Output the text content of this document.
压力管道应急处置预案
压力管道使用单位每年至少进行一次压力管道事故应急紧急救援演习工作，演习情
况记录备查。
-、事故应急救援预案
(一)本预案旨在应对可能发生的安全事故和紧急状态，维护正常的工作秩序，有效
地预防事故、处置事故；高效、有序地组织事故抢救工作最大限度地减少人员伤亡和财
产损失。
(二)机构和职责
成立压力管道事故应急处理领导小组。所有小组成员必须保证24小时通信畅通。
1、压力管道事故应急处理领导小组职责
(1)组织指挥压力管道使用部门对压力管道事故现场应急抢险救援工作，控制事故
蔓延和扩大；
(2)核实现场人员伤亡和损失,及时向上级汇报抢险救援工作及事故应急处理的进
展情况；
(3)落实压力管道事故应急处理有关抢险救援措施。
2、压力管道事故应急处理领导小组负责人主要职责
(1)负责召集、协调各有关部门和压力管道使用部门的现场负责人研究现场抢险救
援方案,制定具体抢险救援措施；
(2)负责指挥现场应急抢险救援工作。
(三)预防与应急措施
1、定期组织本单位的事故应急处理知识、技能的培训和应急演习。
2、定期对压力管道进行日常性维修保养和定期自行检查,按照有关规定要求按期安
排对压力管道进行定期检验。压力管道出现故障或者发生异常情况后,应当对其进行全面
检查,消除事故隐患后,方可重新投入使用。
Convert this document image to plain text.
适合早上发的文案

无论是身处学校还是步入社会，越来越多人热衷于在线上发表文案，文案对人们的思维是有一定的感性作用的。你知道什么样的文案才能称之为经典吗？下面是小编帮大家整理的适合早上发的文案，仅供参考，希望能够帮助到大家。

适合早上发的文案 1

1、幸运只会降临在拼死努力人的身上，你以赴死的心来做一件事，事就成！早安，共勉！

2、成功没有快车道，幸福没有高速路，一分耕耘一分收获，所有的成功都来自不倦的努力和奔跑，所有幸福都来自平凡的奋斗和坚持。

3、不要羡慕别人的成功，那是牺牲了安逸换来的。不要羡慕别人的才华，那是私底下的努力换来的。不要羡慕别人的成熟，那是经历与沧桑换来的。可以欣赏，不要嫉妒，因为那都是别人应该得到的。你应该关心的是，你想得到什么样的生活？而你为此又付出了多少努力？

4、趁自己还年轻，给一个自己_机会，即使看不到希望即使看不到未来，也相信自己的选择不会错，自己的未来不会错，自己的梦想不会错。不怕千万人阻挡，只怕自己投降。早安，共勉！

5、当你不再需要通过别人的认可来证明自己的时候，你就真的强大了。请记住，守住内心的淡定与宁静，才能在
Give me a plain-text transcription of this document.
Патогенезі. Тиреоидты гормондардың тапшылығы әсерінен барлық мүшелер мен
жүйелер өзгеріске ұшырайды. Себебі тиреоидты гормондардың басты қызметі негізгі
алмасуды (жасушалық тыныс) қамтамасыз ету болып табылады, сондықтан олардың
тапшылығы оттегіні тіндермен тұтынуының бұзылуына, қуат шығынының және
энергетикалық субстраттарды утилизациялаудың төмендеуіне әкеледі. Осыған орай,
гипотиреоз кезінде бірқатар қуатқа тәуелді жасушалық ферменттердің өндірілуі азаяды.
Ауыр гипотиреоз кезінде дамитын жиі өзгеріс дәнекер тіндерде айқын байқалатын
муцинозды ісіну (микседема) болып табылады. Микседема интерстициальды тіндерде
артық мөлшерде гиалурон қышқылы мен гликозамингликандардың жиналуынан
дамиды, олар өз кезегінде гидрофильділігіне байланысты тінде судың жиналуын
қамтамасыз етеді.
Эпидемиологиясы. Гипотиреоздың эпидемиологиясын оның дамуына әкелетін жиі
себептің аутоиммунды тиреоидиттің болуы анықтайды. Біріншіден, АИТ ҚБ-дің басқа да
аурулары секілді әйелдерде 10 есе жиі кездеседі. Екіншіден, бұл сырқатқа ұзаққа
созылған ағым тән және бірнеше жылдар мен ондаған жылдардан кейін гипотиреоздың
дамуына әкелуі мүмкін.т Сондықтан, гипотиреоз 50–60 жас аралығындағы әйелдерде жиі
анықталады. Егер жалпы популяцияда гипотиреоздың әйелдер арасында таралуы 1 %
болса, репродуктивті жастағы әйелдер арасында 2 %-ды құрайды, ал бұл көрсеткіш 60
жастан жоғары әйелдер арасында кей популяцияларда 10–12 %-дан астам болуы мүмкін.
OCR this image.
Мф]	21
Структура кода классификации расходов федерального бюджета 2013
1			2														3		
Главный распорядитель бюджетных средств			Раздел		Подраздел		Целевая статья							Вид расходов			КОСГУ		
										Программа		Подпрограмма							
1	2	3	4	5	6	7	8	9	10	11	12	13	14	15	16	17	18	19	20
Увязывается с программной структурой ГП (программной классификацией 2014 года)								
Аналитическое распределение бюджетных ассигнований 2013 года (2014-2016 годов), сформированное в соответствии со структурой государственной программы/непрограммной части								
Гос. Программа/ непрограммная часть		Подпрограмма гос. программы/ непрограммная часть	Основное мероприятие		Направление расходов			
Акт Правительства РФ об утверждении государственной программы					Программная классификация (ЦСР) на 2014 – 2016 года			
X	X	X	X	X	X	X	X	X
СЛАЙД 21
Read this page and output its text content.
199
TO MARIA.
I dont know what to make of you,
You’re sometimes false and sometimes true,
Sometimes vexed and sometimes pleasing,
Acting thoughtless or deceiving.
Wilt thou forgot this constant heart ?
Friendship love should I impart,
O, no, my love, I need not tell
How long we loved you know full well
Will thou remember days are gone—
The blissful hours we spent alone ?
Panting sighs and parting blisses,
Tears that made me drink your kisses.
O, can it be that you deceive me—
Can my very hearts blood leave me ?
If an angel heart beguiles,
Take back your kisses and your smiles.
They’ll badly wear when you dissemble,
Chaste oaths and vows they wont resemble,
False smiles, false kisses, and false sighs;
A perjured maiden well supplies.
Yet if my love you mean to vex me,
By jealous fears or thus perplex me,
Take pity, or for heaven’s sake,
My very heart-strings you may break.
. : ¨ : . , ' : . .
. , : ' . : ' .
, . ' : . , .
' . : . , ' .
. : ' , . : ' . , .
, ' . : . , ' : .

____

Write out each line of the data above again, exactly as given.

Output the text content of this document.
压力管道应急处置预案
压力管道使用单位每年至少进行一次压力管道事故应急紧急救援演习工作，演习情
况记录备查。
-、事故应急救援预案
(一)本预案旨在应对可能发生的安全事故和紧急状态，维护正常的工作秩序，有效
地预防事故、处置事故；高效、有序地组织事故抢救工作最大限度地减少人员伤亡和财
产损失。
(二)机构和职责
成立压力管道事故应急处理领导小组。所有小组成员必须保证24小时通信畅通。
1、压力管道事故应急处理领导小组职责
(1)组织指挥压力管道使用部门对压力管道事故现场应急抢险救援工作，控制事故
蔓延和扩大；
(2)核实现场人员伤亡和损失,及时向上级汇报抢险救援工作及事故应急处理的进
展情况；
(3)落实压力管道事故应急处理有关抢险救援措施。
2、压力管道事故应急处理领导小组负责人主要职责
(1)负责召集、协调各有关部门和压力管道使用部门的现场负责人研究现场抢险救
援方案,制定具体抢险救援措施；
(2)负责指挥现场应急抢险救援工作。
(三)预防与应急措施
1、定期组织本单位的事故应急处理知识、技能的培训和应急演习。
2、定期对压力管道进行日常性维修保养和定期自行检查,按照有关规定要求按期安
排对压力管道进行定期检验。压力管道出现故障或者发生异常情况后,应当对其进行全面
检查,消除事故隐患后,方可重新投入使用。
Convert this document image to plain text.
适合早上发的文案

无论是身处学校还是步入社会，越来越多人热衷于在线上发表文案，文案对人们的思维是有一定的感性作用的。你知道什么样的文案才能称之为经典吗？下面是小编帮大家整理的适合早上发的文案，仅供参考，希望能够帮助到大家。

适合早上发的文案 1

1、幸运只会降临在拼死努力人的身上，你以赴死的心来做一件事，事就成！早安，共勉！

2、成功没有快车道，幸福没有高速路，一分耕耘一分收获，所有的成功都来自不倦的努力和奔跑，所有幸福都来自平凡的奋斗和坚持。

3、不要羡慕别人的成功，那是牺牲了安逸换来的。不要羡慕别人的才华，那是私底下的努力换来的。不要羡慕别人的成熟，那是经历与沧桑换来的。可以欣赏，不要嫉妒，因为那都是别人应该得到的。你应该关心的是，你想得到什么样的生活？而你为此又付出了多少努力？

4、趁自己还年轻，给一个自己_机会，即使看不到希望即使看不到未来，也相信自己的选择不会错，自己的未来不会错，自己的梦想不会错。不怕千万人阻挡，只怕自己投降。早安，共勉！

5、当你不再需要通过别人的认可来证明自己的时候，你就真的强大了。请记住，守住内心的淡定与宁静，才能在
Give me a plain-text transcription of this document.
Патогенезі. Тиреоидты гормондардың тапшылығы әсерінен барлық мүшелер мен
жүйелер өзгеріске ұшырайды. Себебі тиреоидты гормондардың басты қызметі негізгі
алмасуды (жасушалық тыныс) қамтамасыз ету болып табылады, сондықтан олардың
тапшылығы оттегіні тіндермен тұтынуының бұзылуына, қуат шығынының және
энергетикалық субстраттарды утилизациялаудың төмендеуіне әкеледі. Осыған орай,
гипотиреоз кезінде бірқатар қуатқа тәуелді жасушалық ферменттердің өндірілуі азаяды.
Ауыр гипотиреоз кезінде дамитын жиі өзгеріс дәнекер тіндерде айқын байқалатын
муцинозды ісіну (микседема) болып табылады. Микседема интерстициальды тіндерде
артық мөлшерде гиалурон қышқылы мен гликозамингликандардың жиналуынан
дамиды, олар өз кезегінде гидрофильділігіне байланысты тінде судың жиналуын
қамтамасыз етеді.
Эпидемиологиясы. Гипотиреоздың эпидемиологиясын оның дамуына әкелетін жиі
себептің аутоиммунды тиреоидиттің болуы анықтайды. Біріншіден, АИТ ҚБ-дің басқа да
аурулары секілді әйелдерде 10 есе жиі кездеседі. Екіншіден, бұл сырқатқа ұзаққа
созылған ағым тән және бірнеше жылдар мен ондаған жылдардан кейін гипотиреоздың
дамуына әкелуі мүмкін.т Сондықтан, гипотиреоз 50–60 жас аралығындағы әйелдерде жиі
анықталады. Егер жалпы популяцияда гипотиреоздың әйелдер арасында таралуы 1 %
болса, репродуктивті жастағы әйелдер арасында 2 %-ды құрайды, ал бұл көрсеткіш 60
жастан жоғары әйелдер арасында кей популяцияларда 10–12 %-дан астам болуы мүмкін.
OCR this image.
Мф]	21
Структура кода классификации расходов федерального бюджета 2013
1			2														3		
Главный распорядитель бюджетных средств			Раздел		Подраздел		Целевая статья							Вид расходов			КОСГУ		
										Программа		Подпрограмма							
1	2	3	4	5	6	7	8	9	10	11	12	13	14	15	16	17	18	19	20
Увязывается с программной структурой ГП (программной классификацией 2014 года)								
Аналитическое распределение бюджетных ассигнований 2013 года (2014-2016 годов), сформированное в соответствии со структурой государственной программы/непрограммной части								
Гос. Программа/ непрограммная часть		Подпрограмма гос. программы/ непрограммная часть	Основное мероприятие		Направление расходов			
Акт Правительства РФ об утверждении государственной программы					Программная классификация (ЦСР) на 2014 – 2016 года			
X	X	X	X	X	X	X	X	X
СЛАЙД 21
Read this page and output its text content.
199
TO MARIA.
I dont know what to make of you,
You’re sometimes false and sometimes true,
Sometimes vexed and sometimes pleasing,
Acting thoughtless or deceiving.
Wilt thou forgot this constant heart ?
Friendship love should I impart,
O, no, my love, I need not tell
How long we loved you know full well
Will thou remember days are gone—
The blissful hours we spent alone ?
Panting sighs and parting blisses,
Tears that made me drink your kisses.
O, can it be that you deceive me—
Can my very hearts blood leave me ?
If an angel heart beguiles,
Take back your kisses and your smiles.
They’ll badly wear when you dissemble,
Chaste oaths and vows they wont resemble,
False smiles, false kisses, and false sighs;
A perjured maiden well supplies.
Yet if my love you mean to vex me,
By jealous fears or thus perplex me,
Take pity, or for heaven’s sake,
My very heart-strings you may break.
. : ¨ : . , ' : . .
. , : ' . : ' .
, . ' : . , .
' . : . , ' .
. : ' , . : ' . , .
, ' . : . , ' : .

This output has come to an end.